▶ Problem details: Copy the lines from the one containing "- unemployment-x-tick-label: 2004: [412, 613, 436, 625]" through the one containing "- cpi-chart: 1971", inclusive, replacing every "unemployment" with "jobless" and leaving everything else unchanged.

▶ Entries from a dataset:

-*-

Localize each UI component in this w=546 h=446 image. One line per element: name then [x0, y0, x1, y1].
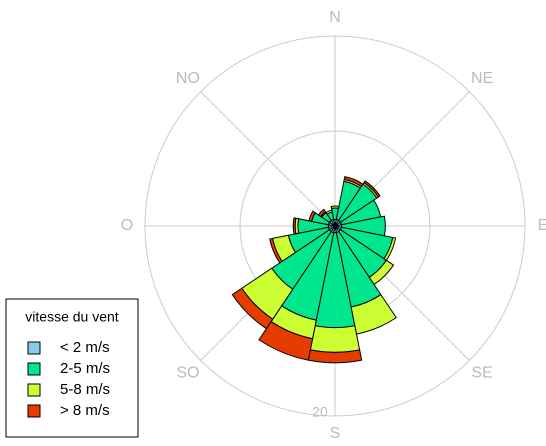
legend-label: 5-8 m/s: [60, 381, 110, 398]
wedge-segment: [269, 237, 283, 264]
wedge-segment: [325, 209, 333, 215]
wedge-segment: [363, 180, 381, 198]
compass-label: NE: [471, 70, 493, 87]
wedge-segment: [317, 208, 327, 218]
legend-swatch: [27, 404, 41, 418]
legend-title: vitesse du vent: [25, 309, 118, 325]
compass-label: NO: [176, 70, 200, 87]
wedge-segment: [258, 320, 314, 361]
r-label: 20: [312, 404, 328, 420]
wedge-segment: [231, 287, 274, 330]
wedges: [231, 176, 397, 364]
compass-label: O: [121, 217, 133, 234]
legend-label: 2-5 m/s: [60, 360, 110, 377]
legend-swatch: [27, 341, 41, 355]
legend-swatch: [27, 362, 41, 376]
legend-label: < 2 m/s: [60, 339, 110, 356]
wedge-segment: [309, 325, 361, 353]
wedge-segment: [368, 259, 395, 286]
wedge-segment: [343, 176, 364, 188]
compass-label: SO: [176, 364, 199, 381]
compass-label: E: [538, 217, 546, 234]
legend-swatch: [27, 383, 41, 397]
legend: < 2 m/s 2-5 m/s 5-8 m/s > 8 m/s: [27, 339, 110, 419]
compass-label: SE: [471, 364, 492, 381]
wedge-segment: [330, 205, 340, 209]
legend-label: > 8 m/s: [60, 402, 110, 419]
wedge-segment: [308, 210, 316, 222]
compass-label: S: [330, 425, 341, 441]
compass-label: N: [329, 9, 341, 26]
labels: N NE E SE S SO O NO 20: [121, 9, 546, 442]
wedge-segment: [292, 217, 297, 235]
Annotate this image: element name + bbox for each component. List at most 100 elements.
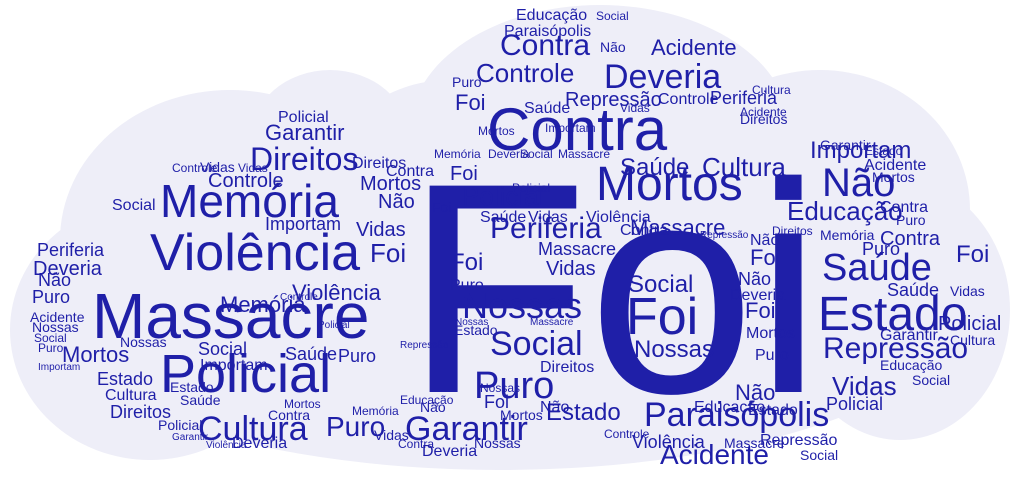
word-foi: Foi [432,199,451,215]
word-mortos: Mortos [62,342,129,367]
word-importam: Importam [38,362,80,373]
word-mortos: Mortos [284,397,321,411]
word-policial: Policial [318,320,350,331]
word-periferia: Periferia [490,212,602,245]
word-nossas: Nossas [480,381,520,395]
word-importam: Importam [200,357,268,374]
word-social: Social [596,9,629,23]
word-direitos: Direitos [352,155,406,172]
word-educacao: Educação [694,399,765,416]
word-foi: Foi [750,245,781,270]
word-educacao: Educação [400,393,454,407]
word-vidas: Vidas [546,258,596,280]
word-nao: Não [600,39,626,55]
word-puro: Puro [38,341,64,355]
word-periferia: Periferia [710,88,778,108]
word-social: Social [198,339,247,359]
word-controle: Controle [172,161,218,175]
word-foi: Foi [745,298,776,323]
word-direitos: Direitos [740,111,787,127]
word-repressao: Repressão [823,332,968,365]
word-violencia: Violência [586,209,651,226]
word-contra: Contra [268,407,310,423]
word-repressao: Repressão [700,230,749,241]
word-nossas: Nossas [474,435,521,451]
word-paraisopolis: Paraisópolis [504,23,591,40]
word-contra: Contra [500,29,590,62]
word-social: Social [520,147,553,161]
word-vidas: Vidas [356,219,406,241]
word-vidas: Vidas [200,159,235,175]
word-paraisopolis: Paraisópolis [644,396,829,434]
word-cultura: Cultura [752,83,791,97]
word-memoria: Memória [160,175,339,227]
word-social: Social [800,447,838,463]
word-saude: Saúde [285,344,337,364]
word-estado: Estado [454,322,498,338]
word-estado: Estado [97,369,153,389]
word-policial: Policial [160,344,331,404]
word-mortos: Mortos [500,407,543,423]
word-nao: Não [378,191,415,213]
word-cultura: Cultura [950,332,995,348]
word-saude: Saúde [822,247,932,289]
word-mortos: Mortos [746,325,795,342]
word-vidas: Vidas [950,283,985,299]
word-deveria: Deveria [730,287,785,304]
word-policial: Policial [278,109,329,126]
word-acidente: Acidente [740,105,787,119]
word-direitos: Direitos [772,224,813,238]
word-policial: Policial [938,313,1001,335]
word-estado: Estado [818,288,967,341]
word-foi: Foi [956,241,989,268]
word-foi: Foi [450,249,483,276]
word-saude: Saúde [620,154,689,181]
word-estado: Estado [865,144,903,158]
word-policial: Policial [462,181,544,211]
word-controle: Controle [658,91,719,108]
word-violencia: Violência [150,224,360,282]
word-social: Social [34,331,67,345]
word-nossas: Nossas [32,319,79,335]
word-cultura: Cultura [702,152,786,182]
word-puro: Puro [338,346,376,366]
word-garantir: Garantir [820,137,871,153]
word-deveria: Deveria [604,58,721,96]
word-policial: Policial [826,394,883,414]
word-contra: Contra [487,96,668,163]
word-deveria: Deveria [422,443,477,460]
word-repressao: Repressão [565,89,662,111]
word-contra: Contra [880,199,928,216]
word-vidas: Vidas [374,427,409,443]
word-nossas: Nossas [455,317,488,328]
word-contra: Contra [386,163,434,180]
word-foi: Foi [484,392,509,412]
word-controle: Controle [476,58,574,88]
word-foi: Foi [626,288,698,346]
word-importam: Importam [545,121,596,135]
word-deveria: Deveria [33,258,103,280]
word-cultura: Cultura [198,410,308,448]
word-vidas: Vidas [832,371,897,401]
word-social: Social [628,271,693,298]
word-puro: Puro [474,365,554,407]
word-garantir: Garantir [172,432,209,443]
word-social: Social [912,372,950,388]
word-puro: Puro [452,74,482,90]
word-foi: Foi [450,163,478,185]
word-nao: Não [735,380,775,405]
word-contra: Contra [620,222,668,239]
word-direitos: Direitos [250,141,358,177]
word-acidente: Acidente [651,35,737,60]
cloud-shape [10,5,1010,470]
word-foi: Foi [405,120,822,456]
word-educacao: Educação [787,196,903,226]
word-controle: Controle [604,427,650,441]
word-nao: Não [750,232,779,249]
word-mortos: Mortos [872,169,915,185]
word-deveria: Deveria [232,435,287,452]
word-educacao: Educação [516,7,587,24]
word-policial: Policial [512,181,550,195]
word-estado: Estado [748,402,798,419]
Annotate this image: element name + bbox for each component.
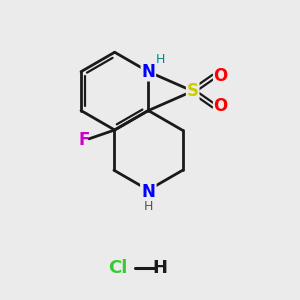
Text: H: H xyxy=(155,53,165,66)
Text: Cl: Cl xyxy=(109,259,128,277)
Text: S: S xyxy=(187,82,199,100)
Text: N: N xyxy=(141,182,155,200)
Text: N: N xyxy=(141,63,155,81)
Text: F: F xyxy=(78,131,89,149)
Text: H: H xyxy=(144,200,153,213)
Text: O: O xyxy=(213,68,227,85)
Text: H: H xyxy=(153,259,168,277)
Text: O: O xyxy=(213,97,227,115)
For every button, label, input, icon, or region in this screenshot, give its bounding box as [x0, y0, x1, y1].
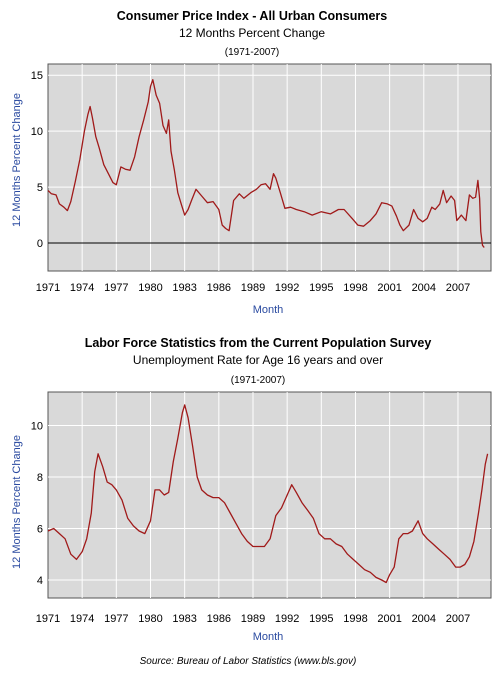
- unemployment-x-tick-label: 2004: [412, 613, 436, 625]
- unemployment-y-tick-label: 10: [31, 420, 43, 432]
- cpi-x-tick-label: 1980: [138, 282, 162, 294]
- unemployment-y-tick-label: 6: [37, 523, 43, 535]
- unemployment-x-tick-label: 2001: [377, 613, 401, 625]
- cpi-x-tick-label: 2004: [412, 282, 436, 294]
- cpi-y-axis-label: 12 Months Percent Change: [11, 93, 23, 227]
- unemployment-y-tick-label: 8: [37, 472, 43, 484]
- cpi-chart-subtitle: 12 Months Percent Change: [179, 26, 325, 40]
- cpi-x-tick-label: 1983: [172, 282, 196, 294]
- cpi-y-tick-label: 10: [31, 126, 43, 138]
- unemployment-chart: 1971 1974 1977 1980 1983 1986 1989 1992 1995 1998…: [31, 391, 492, 625]
- unemployment-x-tick-label: 1980: [138, 613, 162, 625]
- source-note: Source: Bureau of Labor Statistics (www.…: [140, 656, 357, 667]
- cpi-chart: 1971 1974 1977 1980 1983 1986 1989 1992 1995 1998…: [31, 63, 492, 294]
- cpi-x-tick-label: 1971: [36, 282, 60, 294]
- unemployment-plot-area: [47, 391, 492, 599]
- unemployment-x-tick-label: 1995: [309, 613, 333, 625]
- unemployment-x-tick-label: 1992: [275, 613, 299, 625]
- cpi-x-tick-label: 1986: [207, 282, 231, 294]
- cpi-x-tick-label: 1995: [309, 282, 333, 294]
- cpi-plot-area: [47, 63, 492, 272]
- cpi-y-tick-label: 15: [31, 70, 43, 82]
- unemployment-chart-subtitle: Unemployment Rate for Age 16 years and o…: [133, 353, 383, 367]
- cpi-chart-period: (1971-2007): [225, 47, 279, 58]
- cpi-x-tick-label: 1998: [343, 282, 367, 294]
- unemployment-chart-period: (1971-2007): [231, 375, 285, 386]
- unemployment-x-axis-label: Month: [253, 631, 284, 643]
- cpi-x-tick-label: 1974: [70, 282, 94, 294]
- cpi-x-axis-label: Month: [253, 304, 284, 316]
- unemployment-x-tick-label: 1977: [104, 613, 128, 625]
- unemployment-y-axis-label: 12 Months Percent Change: [11, 435, 23, 569]
- unemployment-x-tick-label: 1989: [241, 613, 265, 625]
- unemployment-x-tick-label: 1983: [172, 613, 196, 625]
- cpi-y-tick-label: 5: [37, 182, 43, 194]
- cpi-x-tick-label: 2001: [377, 282, 401, 294]
- cpi-x-tick-label: 1977: [104, 282, 128, 294]
- unemployment-chart-title: Labor Force Statistics from the Current …: [85, 336, 432, 350]
- unemployment-x-tick-label: 1998: [343, 613, 367, 625]
- cpi-x-tick-label: 1989: [241, 282, 265, 294]
- cpi-y-tick-label: 0: [37, 238, 43, 250]
- unemployment-x-tick-label: 1986: [207, 613, 231, 625]
- cpi-x-tick-label: 2007: [446, 282, 470, 294]
- cpi-x-tick-label: 1992: [275, 282, 299, 294]
- cpi-chart-title: Consumer Price Index - All Urban Consume…: [117, 9, 387, 23]
- unemployment-y-tick-label: 4: [37, 575, 43, 587]
- unemployment-series-line: [47, 404, 489, 584]
- cpi-series-line: [47, 79, 485, 248]
- unemployment-x-tick-label: 2007: [446, 613, 470, 625]
- unemployment-x-tick-label: 1974: [70, 613, 94, 625]
- unemployment-x-tick-label: 1971: [36, 613, 60, 625]
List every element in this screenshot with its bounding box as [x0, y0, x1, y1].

-*-

▶ Solved problem:
- jobless-x-tick-label: 2004: [412, 613, 436, 625]
- jobless-y-tick-label: 10: [31, 420, 43, 432]
- cpi-x-tick-label: 1980: [138, 282, 162, 294]
- jobless-y-tick-label: 6: [37, 523, 43, 535]
- jobless-x-tick-label: 2001: [377, 613, 401, 625]
- cpi-x-tick-label: 2004: [412, 282, 436, 294]
- cpi-y-axis-label: 12 Months Percent Change: [11, 93, 23, 227]
- jobless-y-tick-label: 8: [37, 472, 43, 484]
- cpi-chart-subtitle: 12 Months Percent Change: [179, 26, 325, 40]
- cpi-x-tick-label: 1983: [172, 282, 196, 294]
- cpi-y-tick-label: 10: [31, 126, 43, 138]
- jobless-chart: 1971 1974 1977 1980 1983 1986 1989 1992 1995 1998…: [31, 391, 492, 625]
- jobless-x-tick-label: 1980: [138, 613, 162, 625]
- source-note: Source: Bureau of Labor Statistics (www.…: [140, 656, 357, 667]
- cpi-chart: 1971 1974 1977 1980 1983 1986 1989 1992 1995 1998…: [31, 63, 492, 294]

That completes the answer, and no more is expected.